*What is expected*.
Write the material out again exactly.

--- Records provided ---

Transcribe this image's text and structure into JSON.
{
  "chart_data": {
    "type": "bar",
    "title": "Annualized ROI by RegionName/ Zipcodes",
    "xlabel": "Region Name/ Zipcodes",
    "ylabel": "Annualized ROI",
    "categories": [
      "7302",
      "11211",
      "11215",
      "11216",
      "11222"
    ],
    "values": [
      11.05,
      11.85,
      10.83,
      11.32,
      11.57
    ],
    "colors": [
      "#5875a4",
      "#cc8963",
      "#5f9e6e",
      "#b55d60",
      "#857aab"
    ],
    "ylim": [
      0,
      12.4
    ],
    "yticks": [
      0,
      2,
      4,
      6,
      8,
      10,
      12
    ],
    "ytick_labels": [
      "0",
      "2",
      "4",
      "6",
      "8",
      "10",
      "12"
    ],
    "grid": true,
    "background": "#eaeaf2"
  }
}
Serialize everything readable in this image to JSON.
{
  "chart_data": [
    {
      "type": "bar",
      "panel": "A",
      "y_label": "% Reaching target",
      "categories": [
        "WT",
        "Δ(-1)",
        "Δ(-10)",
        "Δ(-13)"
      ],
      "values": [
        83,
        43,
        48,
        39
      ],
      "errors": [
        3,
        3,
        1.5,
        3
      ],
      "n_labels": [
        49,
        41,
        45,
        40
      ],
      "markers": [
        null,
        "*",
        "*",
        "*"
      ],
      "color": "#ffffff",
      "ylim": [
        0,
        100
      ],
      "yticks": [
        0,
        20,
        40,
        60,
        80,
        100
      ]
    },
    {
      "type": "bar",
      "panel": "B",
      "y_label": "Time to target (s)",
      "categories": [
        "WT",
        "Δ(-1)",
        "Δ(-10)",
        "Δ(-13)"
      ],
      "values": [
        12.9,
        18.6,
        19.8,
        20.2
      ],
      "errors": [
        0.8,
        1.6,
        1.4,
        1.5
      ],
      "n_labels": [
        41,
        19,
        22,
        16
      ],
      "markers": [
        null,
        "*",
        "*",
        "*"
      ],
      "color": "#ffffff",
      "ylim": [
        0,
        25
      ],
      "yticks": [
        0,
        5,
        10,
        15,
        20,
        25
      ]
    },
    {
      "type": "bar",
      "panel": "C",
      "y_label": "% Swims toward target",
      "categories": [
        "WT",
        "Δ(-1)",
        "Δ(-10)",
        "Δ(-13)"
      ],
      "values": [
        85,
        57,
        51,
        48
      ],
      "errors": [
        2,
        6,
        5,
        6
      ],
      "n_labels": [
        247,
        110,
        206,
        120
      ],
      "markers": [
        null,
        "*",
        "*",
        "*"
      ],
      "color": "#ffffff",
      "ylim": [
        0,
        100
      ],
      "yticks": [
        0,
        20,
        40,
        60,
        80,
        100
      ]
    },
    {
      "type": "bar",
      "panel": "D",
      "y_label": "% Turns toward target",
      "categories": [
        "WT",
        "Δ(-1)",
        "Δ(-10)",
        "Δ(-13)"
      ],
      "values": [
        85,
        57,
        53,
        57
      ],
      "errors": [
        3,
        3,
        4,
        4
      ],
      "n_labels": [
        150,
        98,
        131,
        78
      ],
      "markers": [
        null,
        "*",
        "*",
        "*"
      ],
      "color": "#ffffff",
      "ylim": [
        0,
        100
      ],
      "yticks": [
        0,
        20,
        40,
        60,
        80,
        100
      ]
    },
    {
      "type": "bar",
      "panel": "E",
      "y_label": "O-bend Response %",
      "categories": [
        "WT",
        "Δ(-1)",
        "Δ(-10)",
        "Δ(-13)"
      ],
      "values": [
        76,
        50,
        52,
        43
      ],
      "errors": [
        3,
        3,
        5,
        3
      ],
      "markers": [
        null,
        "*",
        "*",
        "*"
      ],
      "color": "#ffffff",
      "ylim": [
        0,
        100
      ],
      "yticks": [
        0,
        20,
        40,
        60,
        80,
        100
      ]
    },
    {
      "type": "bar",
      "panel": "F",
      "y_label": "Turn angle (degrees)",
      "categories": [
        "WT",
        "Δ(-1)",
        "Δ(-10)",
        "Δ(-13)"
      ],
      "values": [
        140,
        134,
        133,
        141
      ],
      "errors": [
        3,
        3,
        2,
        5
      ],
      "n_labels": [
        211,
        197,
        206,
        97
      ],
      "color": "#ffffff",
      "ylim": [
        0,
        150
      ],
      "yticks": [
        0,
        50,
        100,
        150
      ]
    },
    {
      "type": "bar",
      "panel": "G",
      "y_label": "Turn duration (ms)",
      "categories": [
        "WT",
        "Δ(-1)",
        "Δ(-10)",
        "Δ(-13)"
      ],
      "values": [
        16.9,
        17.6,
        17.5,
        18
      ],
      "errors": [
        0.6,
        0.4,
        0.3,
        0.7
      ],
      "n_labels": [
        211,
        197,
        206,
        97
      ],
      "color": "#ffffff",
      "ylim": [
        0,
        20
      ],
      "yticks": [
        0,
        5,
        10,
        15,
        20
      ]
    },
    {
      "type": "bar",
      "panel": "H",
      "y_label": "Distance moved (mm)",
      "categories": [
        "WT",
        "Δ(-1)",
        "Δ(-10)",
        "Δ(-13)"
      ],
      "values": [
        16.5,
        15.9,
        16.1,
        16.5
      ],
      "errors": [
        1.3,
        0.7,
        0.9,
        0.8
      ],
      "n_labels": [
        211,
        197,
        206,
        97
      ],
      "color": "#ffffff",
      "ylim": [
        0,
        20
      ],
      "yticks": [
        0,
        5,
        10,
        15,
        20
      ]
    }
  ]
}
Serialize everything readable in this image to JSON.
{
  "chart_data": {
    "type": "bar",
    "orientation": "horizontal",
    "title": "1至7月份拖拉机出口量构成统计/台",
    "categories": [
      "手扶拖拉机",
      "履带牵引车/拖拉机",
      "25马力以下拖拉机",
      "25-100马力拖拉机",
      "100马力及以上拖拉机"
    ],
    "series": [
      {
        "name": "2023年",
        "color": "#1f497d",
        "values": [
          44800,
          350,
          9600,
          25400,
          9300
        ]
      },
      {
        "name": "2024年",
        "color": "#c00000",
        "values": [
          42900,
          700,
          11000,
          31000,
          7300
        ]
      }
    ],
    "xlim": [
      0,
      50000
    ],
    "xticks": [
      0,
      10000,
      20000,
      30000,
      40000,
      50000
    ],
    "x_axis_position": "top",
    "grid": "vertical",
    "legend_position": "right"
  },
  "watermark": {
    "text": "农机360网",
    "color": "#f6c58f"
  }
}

---

*Exercise output*.
Transcribe this image's text and structure into JSON.
{
  "chart_data": {
    "type": "bar",
    "title": "Annualized ROI by RegionName/ Zipcodes",
    "xlabel": "Region Name/ Zipcodes",
    "ylabel": "Annualized ROI",
    "categories": [
      "7302",
      "11211",
      "11215",
      "11216",
      "11222"
    ],
    "values": [
      11.05,
      11.85,
      10.83,
      11.32,
      11.57
    ],
    "colors": [
      "#5875a4",
      "#cc8963",
      "#5f9e6e",
      "#b55d60",
      "#857aab"
    ],
    "ylim": [
      0,
      12.4
    ],
    "yticks": [
      0,
      2,
      4,
      6,
      8,
      10,
      12
    ],
    "ytick_labels": [
      "0",
      "2",
      "4",
      "6",
      "8",
      "10",
      "12"
    ],
    "grid": true,
    "background": "#eaeaf2"
  }
}
Serialize everything readable in this image to JSON.
{
  "chart_data": [
    {
      "type": "bar",
      "panel": "A",
      "y_label": "% Reaching target",
      "categories": [
        "WT",
        "Δ(-1)",
        "Δ(-10)",
        "Δ(-13)"
      ],
      "values": [
        83,
        43,
        48,
        39
      ],
      "errors": [
        3,
        3,
        1.5,
        3
      ],
      "n_labels": [
        49,
        41,
        45,
        40
      ],
      "markers": [
        null,
        "*",
        "*",
        "*"
      ],
      "color": "#ffffff",
      "ylim": [
        0,
        100
      ],
      "yticks": [
        0,
        20,
        40,
        60,
        80,
        100
      ]
    },
    {
      "type": "bar",
      "panel": "B",
      "y_label": "Time to target (s)",
      "categories": [
        "WT",
        "Δ(-1)",
        "Δ(-10)",
        "Δ(-13)"
      ],
      "values": [
        12.9,
        18.6,
        19.8,
        20.2
      ],
      "errors": [
        0.8,
        1.6,
        1.4,
        1.5
      ],
      "n_labels": [
        41,
        19,
        22,
        16
      ],
      "markers": [
        null,
        "*",
        "*",
        "*"
      ],
      "color": "#ffffff",
      "ylim": [
        0,
        25
      ],
      "yticks": [
        0,
        5,
        10,
        15,
        20,
        25
      ]
    },
    {
      "type": "bar",
      "panel": "C",
      "y_label": "% Swims toward target",
      "categories": [
        "WT",
        "Δ(-1)",
        "Δ(-10)",
        "Δ(-13)"
      ],
      "values": [
        85,
        57,
        51,
        48
      ],
      "errors": [
        2,
        6,
        5,
        6
      ],
      "n_labels": [
        247,
        110,
        206,
        120
      ],
      "markers": [
        null,
        "*",
        "*",
        "*"
      ],
      "color": "#ffffff",
      "ylim": [
        0,
        100
      ],
      "yticks": [
        0,
        20,
        40,
        60,
        80,
        100
      ]
    },
    {
      "type": "bar",
      "panel": "D",
      "y_label": "% Turns toward target",
      "categories": [
        "WT",
        "Δ(-1)",
        "Δ(-10)",
        "Δ(-13)"
      ],
      "values": [
        85,
        57,
        53,
        57
      ],
      "errors": [
        3,
        3,
        4,
        4
      ],
      "n_labels": [
        150,
        98,
        131,
        78
      ],
      "markers": [
        null,
        "*",
        "*",
        "*"
      ],
      "color": "#ffffff",
      "ylim": [
        0,
        100
      ],
      "yticks": [
        0,
        20,
        40,
        60,
        80,
        100
      ]
    },
    {
      "type": "bar",
      "panel": "E",
      "y_label": "O-bend Response %",
      "categories": [
        "WT",
        "Δ(-1)",
        "Δ(-10)",
        "Δ(-13)"
      ],
      "values": [
        76,
        50,
        52,
        43
      ],
      "errors": [
        3,
        3,
        5,
        3
      ],
      "markers": [
        null,
        "*",
        "*",
        "*"
      ],
      "color": "#ffffff",
      "ylim": [
        0,
        100
      ],
      "yticks": [
        0,
        20,
        40,
        60,
        80,
        100
      ]
    },
    {
      "type": "bar",
      "panel": "F",
      "y_label": "Turn angle (degrees)",
      "categories": [
        "WT",
        "Δ(-1)",
        "Δ(-10)",
        "Δ(-13)"
      ],
      "values": [
        140,
        134,
        133,
        141
      ],
      "errors": [
        3,
        3,
        2,
        5
      ],
      "n_labels": [
        211,
        197,
        206,
        97
      ],
      "color": "#ffffff",
      "ylim": [
        0,
        150
      ],
      "yticks": [
        0,
        50,
        100,
        150
      ]
    },
    {
      "type": "bar",
      "panel": "G",
      "y_label": "Turn duration (ms)",
      "categories": [
        "WT",
        "Δ(-1)",
        "Δ(-10)",
        "Δ(-13)"
      ],
      "values": [
        16.9,
        17.6,
        17.5,
        18
      ],
      "errors": [
        0.6,
        0.4,
        0.3,
        0.7
      ],
      "n_labels": [
        211,
        197,
        206,
        97
      ],
      "color": "#ffffff",
      "ylim": [
        0,
        20
      ],
      "yticks": [
        0,
        5,
        10,
        15,
        20
      ]
    },
    {
      "type": "bar",
      "panel": "H",
      "y_label": "Distance moved (mm)",
      "categories": [
        "WT",
        "Δ(-1)",
        "Δ(-10)",
        "Δ(-13)"
      ],
      "values": [
        16.5,
        15.9,
        16.1,
        16.5
      ],
      "errors": [
        1.3,
        0.7,
        0.9,
        0.8
      ],
      "n_labels": [
        211,
        197,
        206,
        97
      ],
      "color": "#ffffff",
      "ylim": [
        0,
        20
      ],
      "yticks": [
        0,
        5,
        10,
        15,
        20
      ]
    }
  ]
}
Serialize everything readable in this image to JSON.
{
  "chart_data": {
    "type": "bar",
    "orientation": "horizontal",
    "title": "1至7月份拖拉机出口量构成统计/台",
    "categories": [
      "手扶拖拉机",
      "履带牵引车/拖拉机",
      "25马力以下拖拉机",
      "25-100马力拖拉机",
      "100马力及以上拖拉机"
    ],
    "series": [
      {
        "name": "2023年",
        "color": "#1f497d",
        "values": [
          44800,
          350,
          9600,
          25400,
          9300
        ]
      },
      {
        "name": "2024年",
        "color": "#c00000",
        "values": [
          42900,
          700,
          11000,
          31000,
          7300
        ]
      }
    ],
    "xlim": [
      0,
      50000
    ],
    "xticks": [
      0,
      10000,
      20000,
      30000,
      40000,
      50000
    ],
    "x_axis_position": "top",
    "grid": "vertical",
    "legend_position": "right"
  },
  "watermark": {
    "text": "农机360网",
    "color": "#f6c58f"
  }
}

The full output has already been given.